[START Page extract]

Binarization is used when you want to convert a numerical feature vector into a Boolean vector. In the field of digital image processing, image binarization is the process by which a color or grayscale image is transformed into a binary image, that is, an image with only two colors (typically, black and white).

Getting ready

This technique is used for the recognition of objects, shapes, and, specifically, characters. Through binarization, it is possible to distinguish the object of interest from the background on which it is found. Skeletonization is instead an essential and schematic representation of the object, which generally preludes the subsequent real recognition.

How to do it...

Let's see how to binarize data in Python:

To binarize data, we will use the preprocessing.Binarizer() function as follows (we will use the same data as in the previous recipe):

>> data_binarized = preprocessing.Binarizer(threshold=1.4).transform(data)

The preprocessing.Binarizer() function binarizes data according to an imposed threshold. Values greater than the threshold map to 1, while values less than or equal to the threshold map to 0. With the default threshold of 0, only positive values map to 1. In our case, the threshold imposed is 1.4, so values greater than 1.4 are mapped to 1, while values less than 1.4 are mapped to 0.

To display the binarized array, we will use the following code:

>> print(data_binarized)

The following output is returned:

[[ 1.  0.  1.  0.]
 [ 0.  1.  0.  1.]
 [ 0.  1.  0.  0.]]

This is a very useful technique that's usually used when we have some prior knowledge of the data.

How it works...

[END Page extract]
[START Task material]

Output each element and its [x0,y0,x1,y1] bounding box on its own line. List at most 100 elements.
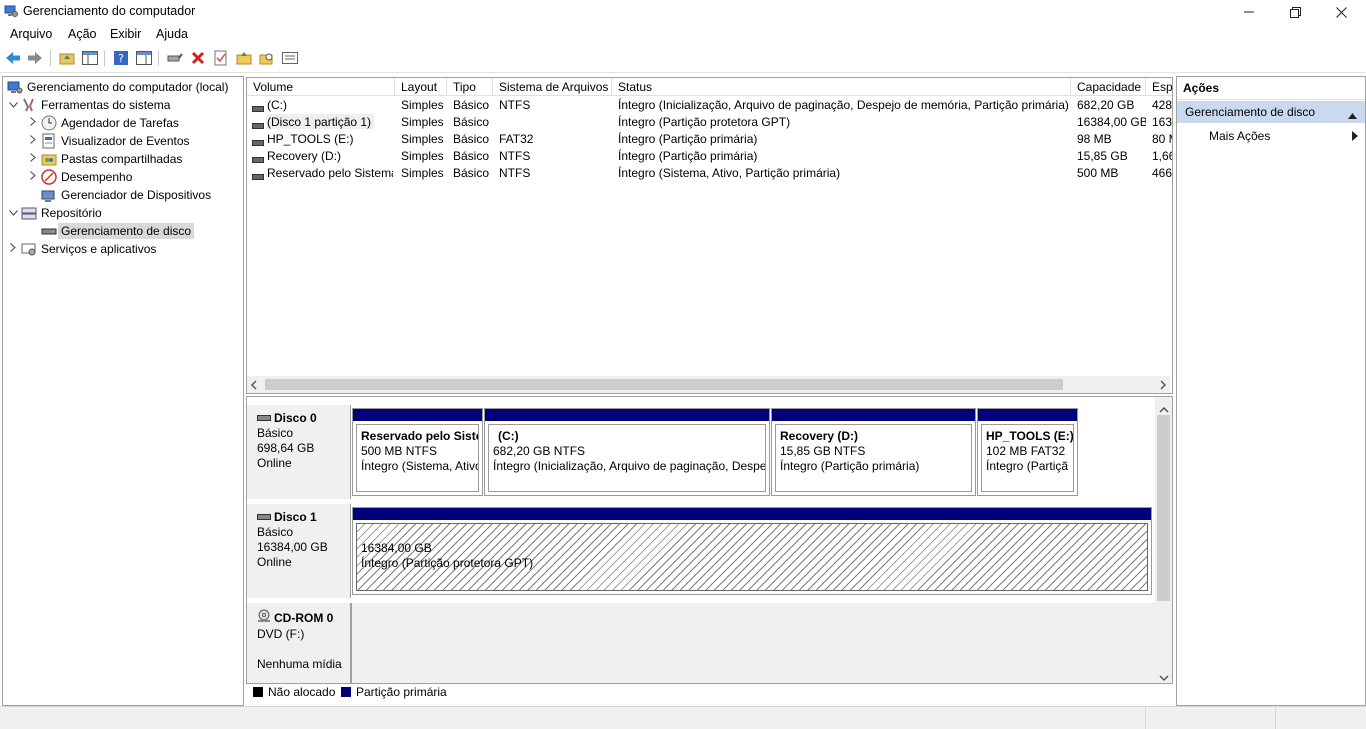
table-cell: 428, [1152,97,1172,112]
back-icon[interactable] [4,49,22,67]
table-cell: Íntegro (Sistema, Ativo, Partição primár… [618,165,841,180]
legend-label-unallocated: Não alocado [268,685,336,699]
menu-acao[interactable]: Ação [68,27,97,41]
table-cell: (C:) [267,97,287,112]
more-actions-item[interactable]: Mais Ações [1177,125,1365,147]
volume-size: 15,85 GB NTFS [780,444,866,458]
actions-section-disk-management[interactable]: Gerenciamento de disco [1177,101,1365,123]
collapse-up-icon[interactable] [1348,108,1357,122]
chevron-right-icon[interactable] [27,171,39,183]
tree-item-disk-management[interactable]: Gerenciamento de disco [27,222,195,240]
table-cell: Simples [401,97,444,112]
volume-hp-tools[interactable]: HP_TOOLS (E:) 102 MB FAT32 Íntegro (Part… [977,408,1078,496]
scroll-left-icon[interactable] [249,379,259,390]
chevron-down-icon[interactable] [7,100,19,111]
table-cell: 163 [1152,114,1172,129]
disk-map: Disco 0 Básico 698,64 GB Online Reservad… [246,396,1173,684]
view-list-icon[interactable] [281,49,299,67]
minimize-button[interactable] [1226,0,1272,24]
forward-icon[interactable] [26,49,44,67]
disk0-label[interactable]: Disco 0 Básico 698,64 GB Online [247,405,351,499]
chevron-right-icon[interactable] [27,135,39,147]
scroll-thumb[interactable] [265,379,1063,390]
chevron-down-icon[interactable] [7,208,19,219]
cdrom0-label[interactable]: CD-ROM 0 DVD (F:) Nenhuma mídia [247,603,351,683]
volume-size: 500 MB NTFS [361,444,438,458]
volume-c[interactable]: (C:) 682,20 GB NTFS Íntegro (Inicializaç… [484,408,770,496]
search-folder-icon[interactable] [258,49,276,67]
table-cell: Reservado pelo Sistema [267,165,393,180]
tree-item-event-viewer[interactable]: Visualizador de Eventos [27,132,190,150]
device-manager-icon [41,187,57,203]
disk-icon [257,411,271,426]
disk0-size: 698,64 GB [257,441,315,455]
table-row[interactable]: HP_TOOLS (E:) Simples Básico FAT32 Íntegro (… [247,130,1172,147]
table-row[interactable]: Recovery (D:) Simples Básico NTFS Íntegro (P… [247,147,1172,164]
table-cell: FAT32 [499,131,534,146]
horizontal-scrollbar[interactable] [247,376,1170,393]
tree-item-system-tools[interactable]: Ferramentas do sistema [7,96,170,114]
submenu-arrow-icon [1352,130,1358,144]
tree-item-services[interactable]: Serviços e aplicativos [7,240,156,258]
disk1-label[interactable]: Disco 1 Básico 16384,00 GB Online [247,504,351,598]
tree-item-device-manager[interactable]: Gerenciador de Dispositivos [27,186,211,204]
chevron-right-icon[interactable] [27,117,39,129]
legend-swatch-primary [341,687,351,697]
scroll-right-icon[interactable] [1158,379,1168,390]
connect-disk-icon[interactable] [166,49,184,67]
table-cell: 98 MB [1077,131,1112,146]
tree-item-shared-folders[interactable]: Pastas compartilhadas [27,150,182,168]
disk1-type: Básico [257,525,294,539]
services-icon [21,241,37,257]
disk0-volumes: Reservado pelo Siste 500 MB NTFS Íntegro… [351,405,1081,499]
help-icon[interactable]: ? [112,49,130,67]
menu-arquivo[interactable]: Arquivo [10,27,52,41]
disk1-name: Disco 1 [274,510,317,524]
menu-ajuda[interactable]: Ajuda [156,27,188,41]
delete-icon[interactable] [189,49,207,67]
open-folder-icon[interactable] [235,49,253,67]
volume-reserved[interactable]: Reservado pelo Siste 500 MB NTFS Íntegro… [352,408,483,496]
toolbar: ? [0,45,1366,73]
table-cell: Básico [453,131,490,146]
scroll-thumb[interactable] [1157,415,1170,601]
volume-size: 102 MB FAT32 [986,444,1066,458]
chevron-right-icon[interactable] [7,243,19,255]
tree-item-root[interactable]: Gerenciamento do computador (local) [7,78,228,96]
column-header-file-system[interactable]: Sistema de Arquivos [493,78,612,96]
show-hide-tree-icon[interactable] [81,49,99,67]
column-header-status[interactable]: Status [612,78,1071,96]
volume-gpt-protective[interactable]: 16384,00 GB Íntegro (Partição protetora … [352,507,1152,595]
properties-pane-icon[interactable] [135,49,153,67]
table-row[interactable]: (Disco 1 partição 1) Simples Básico Íntegro… [247,113,1172,130]
column-header-tipo[interactable]: Tipo [447,78,493,96]
volume-icon [252,169,264,183]
volume-status: Íntegro (Partiçã [986,459,1069,473]
tree-item-task-scheduler[interactable]: Agendador de Tarefas [27,114,179,132]
close-button[interactable] [1318,0,1364,24]
up-folder-icon[interactable] [58,49,76,67]
menu-exibir[interactable]: Exibir [110,27,141,41]
column-header-capacity[interactable]: Capacidade [1071,78,1146,96]
tree-item-performance[interactable]: Desempenho [27,168,132,186]
table-cell: 1,66 [1152,148,1172,163]
column-header-free-space[interactable]: Esp [1146,78,1172,96]
table-row[interactable]: (C:) Simples Básico NTFS Íntegro (Inicializa… [247,96,1172,113]
chevron-right-icon[interactable] [27,153,39,165]
check-icon[interactable] [212,49,230,67]
volume-recovery[interactable]: Recovery (D:) 15,85 GB NTFS Íntegro (Par… [771,408,976,496]
tree-label: Visualizador de Eventos [61,134,190,148]
tree-item-storage[interactable]: Repositório [7,204,102,222]
table-cell: (Disco 1 partição 1) [267,114,372,129]
disk1-state: Online [257,555,292,569]
column-header-volume[interactable]: Volume [247,78,395,96]
table-cell: Simples [401,131,444,146]
volume-size: 16384,00 GB [361,541,432,555]
restore-button[interactable] [1272,0,1318,24]
table-row[interactable]: Reservado pelo Sistema Simples Básico NTFS Í… [247,164,1172,181]
vertical-scrollbar[interactable] [1155,397,1172,683]
column-header-layout[interactable]: Layout [395,78,447,96]
tree-label: Gerenciador de Dispositivos [61,188,212,202]
table-cell: Simples [401,165,444,180]
volume-status: Íntegro (Partição primária) [780,459,920,473]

[END Task material]

> Your tasks
1. In the records, change "Simples" to "Estendido" in the part that opens with the line containing "table-cell: 428, [1152,97,1172,112]" and closes with the line containing "scroll-thumb[interactable] [265,379,1063,390]", and give back only those lines with nothing else altered.
2. Please go on with the page extract on data binarization from the point where it stops.

> Responses
1.
table-cell: 428, [1152,97,1172,112]
back-icon[interactable] [4,49,22,67]
table-cell: Íntegro (Sistema, Ativo, Partição primár… [618,165,841,180]
legend-label-unallocated: Não alocado [268,685,336,699]
menu-acao[interactable]: Ação [68,27,97,41]
table-cell: (C:) [267,97,287,112]
more-actions-item[interactable]: Mais Ações [1177,125,1365,147]
volume-size: 15,85 GB NTFS [780,444,866,458]
actions-section-disk-management[interactable]: Gerenciamento de disco [1177,101,1365,123]
collapse-up-icon[interactable] [1348,108,1357,122]
chevron-right-icon[interactable] [27,171,39,183]
tree-item-disk-management[interactable]: Gerenciamento de disco [27,222,195,240]
table-cell: Estendido [401,97,444,112]
volume-hp-tools[interactable]: HP_TOOLS (E:) 102 MB FAT32 Íntegro (Part… [977,408,1078,496]
scroll-left-icon[interactable] [249,379,259,390]
chevron-down-icon[interactable] [7,100,19,111]
table-cell: 163 [1152,114,1172,129]
disk-map: Disco 0 Básico 698,64 GB Online Reservad… [246,396,1173,684]
view-list-icon[interactable] [281,49,299,67]
minimize-button[interactable] [1226,0,1272,24]
forward-icon[interactable] [26,49,44,67]
disk0-label[interactable]: Disco 0 Básico 698,64 GB Online [247,405,351,499]
chevron-right-icon[interactable] [27,135,39,147]
scroll-thumb[interactable] [265,379,1063,390]

2.
In this recipe, we binarized the data. The fundamental idea of this technique is to draw a fixed demarcation line. It is therefore a matter of finding an appropriate threshold and affirming that all the points of the image whose light intensity is below a certain value belong to the object (background), and all the points with greater intensity belong to the background (object).

There's more...

Binarization is a widespread operation on count data, in which the analyst can decide to consider only the presence or absence of a characteristic rather than a quantified number of occurrences. Otherwise, it can be used as a preprocessing step for estimators that consider random Boolean variables.

One-hot encoding

We often deal with numerical values that are sparse and scattered all over the place. We don't really need to store these values. This is where one-hot encoding comes into the picture. We can think of one-hot encoding as a tool that tightens feature vectors. It looks at each feature and identifies the total number of distinct values. It uses a one-of-k scheme to encode values. Each feature in the feature vector is encoded based on this scheme. This helps us to be more efficient in terms of space.

Getting ready

Let's say we are dealing with four-dimensional feature vectors. To encode the nth feature in a feature vector, the encoder will go through the nth feature in each feature vector and count the number of distinct values. If the number of distinct values is k, it will transform the feature into a k-dimensional vector where only one value is 1 and all other values are 0. Let's take a simple example to understand how this works.

How to do it...

Let's see how to encode data in Python:

Let's take an array with four rows (vectors) and three columns (features):

>> data = np.array([[1, 1, 2], [0, 2, 3], [1, 0, 1], [0, 1, 0]])
>> print(data)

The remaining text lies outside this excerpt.